Figure record listings
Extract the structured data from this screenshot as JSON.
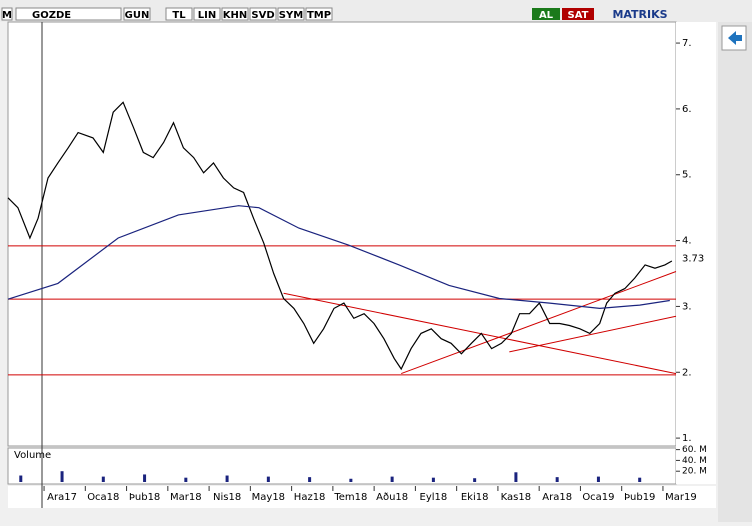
{
  "toolbar": {
    "m": "M",
    "symbol": "GOZDE",
    "buttons": [
      "GUN",
      "TL",
      "LIN",
      "KHN",
      "SVD",
      "SYM",
      "TMP"
    ],
    "buy": "AL",
    "sell": "SAT",
    "brand": "MATRIKS"
  },
  "chart_data": {
    "type": "line",
    "xlim": [
      -1.31,
      14.88
    ],
    "ylim": [
      0.88,
      7.32
    ],
    "xticks": [
      {
        "value": 0,
        "label": "Ara17"
      },
      {
        "value": 1,
        "label": "Oca18"
      },
      {
        "value": 2,
        "label": "Þub18"
      },
      {
        "value": 3,
        "label": "Mar18"
      },
      {
        "value": 4,
        "label": "Nis18"
      },
      {
        "value": 5,
        "label": "May18"
      },
      {
        "value": 6,
        "label": "Haz18"
      },
      {
        "value": 7,
        "label": "Tem18"
      },
      {
        "value": 8,
        "label": "Aðu18"
      },
      {
        "value": 9,
        "label": "Eyl18"
      },
      {
        "value": 10,
        "label": "Eki18"
      },
      {
        "value": 11,
        "label": "Kas18"
      },
      {
        "value": 12,
        "label": "Ara18"
      },
      {
        "value": 13,
        "label": "Oca19"
      },
      {
        "value": 14,
        "label": "Þub19"
      },
      {
        "value": 15,
        "label": "Mar19"
      }
    ],
    "yticks": [
      {
        "value": 7,
        "label": "7."
      },
      {
        "value": 6,
        "label": "6."
      },
      {
        "value": 5,
        "label": "5."
      },
      {
        "value": 4,
        "label": "4."
      },
      {
        "value": 3,
        "label": "3."
      },
      {
        "value": 2,
        "label": "2."
      },
      {
        "value": 1,
        "label": "1."
      }
    ],
    "last_value": 3.73,
    "series": [
      {
        "color": "#000000",
        "x": [
          -1.31,
          -1.07,
          -0.78,
          -0.58,
          -0.34,
          -0.1,
          0.15,
          0.39,
          0.75,
          1.0,
          1.24,
          1.48,
          1.73,
          1.97,
          2.21,
          2.46,
          2.7,
          2.94,
          3.19,
          3.43,
          3.67,
          3.91,
          4.16,
          4.4,
          4.64,
          4.89,
          5.13,
          5.37,
          5.62,
          5.86,
          6.1,
          6.34,
          6.59,
          6.83,
          7.07,
          7.32,
          7.56,
          7.8,
          8.05,
          8.22,
          8.46,
          8.7,
          8.95,
          9.19,
          9.43,
          9.68,
          9.92,
          10.16,
          10.41,
          10.65,
          10.89,
          11.09,
          11.33,
          11.57,
          11.82,
          12.06,
          12.3,
          12.55,
          12.79,
          13.03,
          13.2,
          13.4,
          13.64,
          13.88,
          14.13,
          14.37,
          14.61,
          14.78
        ],
        "values": [
          4.65,
          4.5,
          4.04,
          4.34,
          4.95,
          5.18,
          5.41,
          5.64,
          5.56,
          5.34,
          5.95,
          6.1,
          5.72,
          5.34,
          5.26,
          5.49,
          5.79,
          5.41,
          5.26,
          5.03,
          5.18,
          4.95,
          4.8,
          4.73,
          4.34,
          3.96,
          3.5,
          3.12,
          2.97,
          2.74,
          2.44,
          2.66,
          2.97,
          3.05,
          2.82,
          2.89,
          2.74,
          2.51,
          2.21,
          2.05,
          2.36,
          2.59,
          2.66,
          2.51,
          2.44,
          2.28,
          2.44,
          2.59,
          2.36,
          2.44,
          2.59,
          2.89,
          2.89,
          3.05,
          2.74,
          2.74,
          2.71,
          2.66,
          2.59,
          2.74,
          3.05,
          3.2,
          3.27,
          3.43,
          3.63,
          3.58,
          3.63,
          3.69
        ]
      },
      {
        "color": "#1a237e",
        "x": [
          -1.31,
          -0.1,
          1.36,
          2.82,
          4.28,
          4.77,
          5.74,
          6.95,
          8.17,
          9.38,
          10.6,
          11.82,
          13.03,
          14.0,
          14.73
        ],
        "values": [
          3.11,
          3.35,
          4.04,
          4.39,
          4.53,
          4.5,
          4.19,
          3.93,
          3.63,
          3.32,
          3.12,
          3.05,
          2.97,
          3.02,
          3.09
        ]
      }
    ],
    "level_color": "#d00000",
    "levels": [
      3.92,
      3.11,
      1.96
    ],
    "trendlines": [
      {
        "x": [
          5.37,
          14.88
        ],
        "values": [
          3.2,
          1.98
        ]
      },
      {
        "x": [
          8.22,
          14.88
        ],
        "values": [
          1.98,
          3.53
        ]
      },
      {
        "x": [
          10.84,
          14.88
        ],
        "values": [
          2.31,
          2.85
        ]
      }
    ],
    "volume": {
      "label": "Volume",
      "color": "#1a237e",
      "ylim": [
        0,
        63
      ],
      "yticks": [
        {
          "value": 60,
          "label": "60. M"
        },
        {
          "value": 40,
          "label": "40. M"
        },
        {
          "value": 20,
          "label": "20. M"
        }
      ],
      "x": [
        -1,
        0,
        1,
        2,
        3,
        4,
        5,
        6,
        7,
        8,
        9,
        10,
        11,
        12,
        13,
        14
      ],
      "values": [
        12,
        20,
        10,
        14,
        8,
        12,
        10,
        9,
        6,
        10,
        8,
        7,
        18,
        9,
        10,
        8
      ]
    }
  }
}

■ **REQUIRED TASK**
Reproduce every record above exactly, omitting the pictures.

■ **OUTPUT FOR THIS TASK**
Extract the structured data from this screenshot as JSON.
{
  "toolbar": {
    "m": "M",
    "symbol": "GOZDE",
    "buttons": [
      "GUN",
      "TL",
      "LIN",
      "KHN",
      "SVD",
      "SYM",
      "TMP"
    ],
    "buy": "AL",
    "sell": "SAT",
    "brand": "MATRIKS"
  },
  "chart_data": {
    "type": "line",
    "xlim": [
      -1.31,
      14.88
    ],
    "ylim": [
      0.88,
      7.32
    ],
    "xticks": [
      {
        "value": 0,
        "label": "Ara17"
      },
      {
        "value": 1,
        "label": "Oca18"
      },
      {
        "value": 2,
        "label": "Þub18"
      },
      {
        "value": 3,
        "label": "Mar18"
      },
      {
        "value": 4,
        "label": "Nis18"
      },
      {
        "value": 5,
        "label": "May18"
      },
      {
        "value": 6,
        "label": "Haz18"
      },
      {
        "value": 7,
        "label": "Tem18"
      },
      {
        "value": 8,
        "label": "Aðu18"
      },
      {
        "value": 9,
        "label": "Eyl18"
      },
      {
        "value": 10,
        "label": "Eki18"
      },
      {
        "value": 11,
        "label": "Kas18"
      },
      {
        "value": 12,
        "label": "Ara18"
      },
      {
        "value": 13,
        "label": "Oca19"
      },
      {
        "value": 14,
        "label": "Þub19"
      },
      {
        "value": 15,
        "label": "Mar19"
      }
    ],
    "yticks": [
      {
        "value": 7,
        "label": "7."
      },
      {
        "value": 6,
        "label": "6."
      },
      {
        "value": 5,
        "label": "5."
      },
      {
        "value": 4,
        "label": "4."
      },
      {
        "value": 3,
        "label": "3."
      },
      {
        "value": 2,
        "label": "2."
      },
      {
        "value": 1,
        "label": "1."
      }
    ],
    "last_value": 3.73,
    "series": [
      {
        "color": "#000000",
        "x": [
          -1.31,
          -1.07,
          -0.78,
          -0.58,
          -0.34,
          -0.1,
          0.15,
          0.39,
          0.75,
          1.0,
          1.24,
          1.48,
          1.73,
          1.97,
          2.21,
          2.46,
          2.7,
          2.94,
          3.19,
          3.43,
          3.67,
          3.91,
          4.16,
          4.4,
          4.64,
          4.89,
          5.13,
          5.37,
          5.62,
          5.86,
          6.1,
          6.34,
          6.59,
          6.83,
          7.07,
          7.32,
          7.56,
          7.8,
          8.05,
          8.22,
          8.46,
          8.7,
          8.95,
          9.19,
          9.43,
          9.68,
          9.92,
          10.16,
          10.41,
          10.65,
          10.89,
          11.09,
          11.33,
          11.57,
          11.82,
          12.06,
          12.3,
          12.55,
          12.79,
          13.03,
          13.2,
          13.4,
          13.64,
          13.88,
          14.13,
          14.37,
          14.61,
          14.78
        ],
        "values": [
          4.65,
          4.5,
          4.04,
          4.34,
          4.95,
          5.18,
          5.41,
          5.64,
          5.56,
          5.34,
          5.95,
          6.1,
          5.72,
          5.34,
          5.26,
          5.49,
          5.79,
          5.41,
          5.26,
          5.03,
          5.18,
          4.95,
          4.8,
          4.73,
          4.34,
          3.96,
          3.5,
          3.12,
          2.97,
          2.74,
          2.44,
          2.66,
          2.97,
          3.05,
          2.82,
          2.89,
          2.74,
          2.51,
          2.21,
          2.05,
          2.36,
          2.59,
          2.66,
          2.51,
          2.44,
          2.28,
          2.44,
          2.59,
          2.36,
          2.44,
          2.59,
          2.89,
          2.89,
          3.05,
          2.74,
          2.74,
          2.71,
          2.66,
          2.59,
          2.74,
          3.05,
          3.2,
          3.27,
          3.43,
          3.63,
          3.58,
          3.63,
          3.69
        ]
      },
      {
        "color": "#1a237e",
        "x": [
          -1.31,
          -0.1,
          1.36,
          2.82,
          4.28,
          4.77,
          5.74,
          6.95,
          8.17,
          9.38,
          10.6,
          11.82,
          13.03,
          14.0,
          14.73
        ],
        "values": [
          3.11,
          3.35,
          4.04,
          4.39,
          4.53,
          4.5,
          4.19,
          3.93,
          3.63,
          3.32,
          3.12,
          3.05,
          2.97,
          3.02,
          3.09
        ]
      }
    ],
    "level_color": "#d00000",
    "levels": [
      3.92,
      3.11,
      1.96
    ],
    "trendlines": [
      {
        "x": [
          5.37,
          14.88
        ],
        "values": [
          3.2,
          1.98
        ]
      },
      {
        "x": [
          8.22,
          14.88
        ],
        "values": [
          1.98,
          3.53
        ]
      },
      {
        "x": [
          10.84,
          14.88
        ],
        "values": [
          2.31,
          2.85
        ]
      }
    ],
    "volume": {
      "label": "Volume",
      "color": "#1a237e",
      "ylim": [
        0,
        63
      ],
      "yticks": [
        {
          "value": 60,
          "label": "60. M"
        },
        {
          "value": 40,
          "label": "40. M"
        },
        {
          "value": 20,
          "label": "20. M"
        }
      ],
      "x": [
        -1,
        0,
        1,
        2,
        3,
        4,
        5,
        6,
        7,
        8,
        9,
        10,
        11,
        12,
        13,
        14
      ],
      "values": [
        12,
        20,
        10,
        14,
        8,
        12,
        10,
        9,
        6,
        10,
        8,
        7,
        18,
        9,
        10,
        8
      ]
    }
  }
}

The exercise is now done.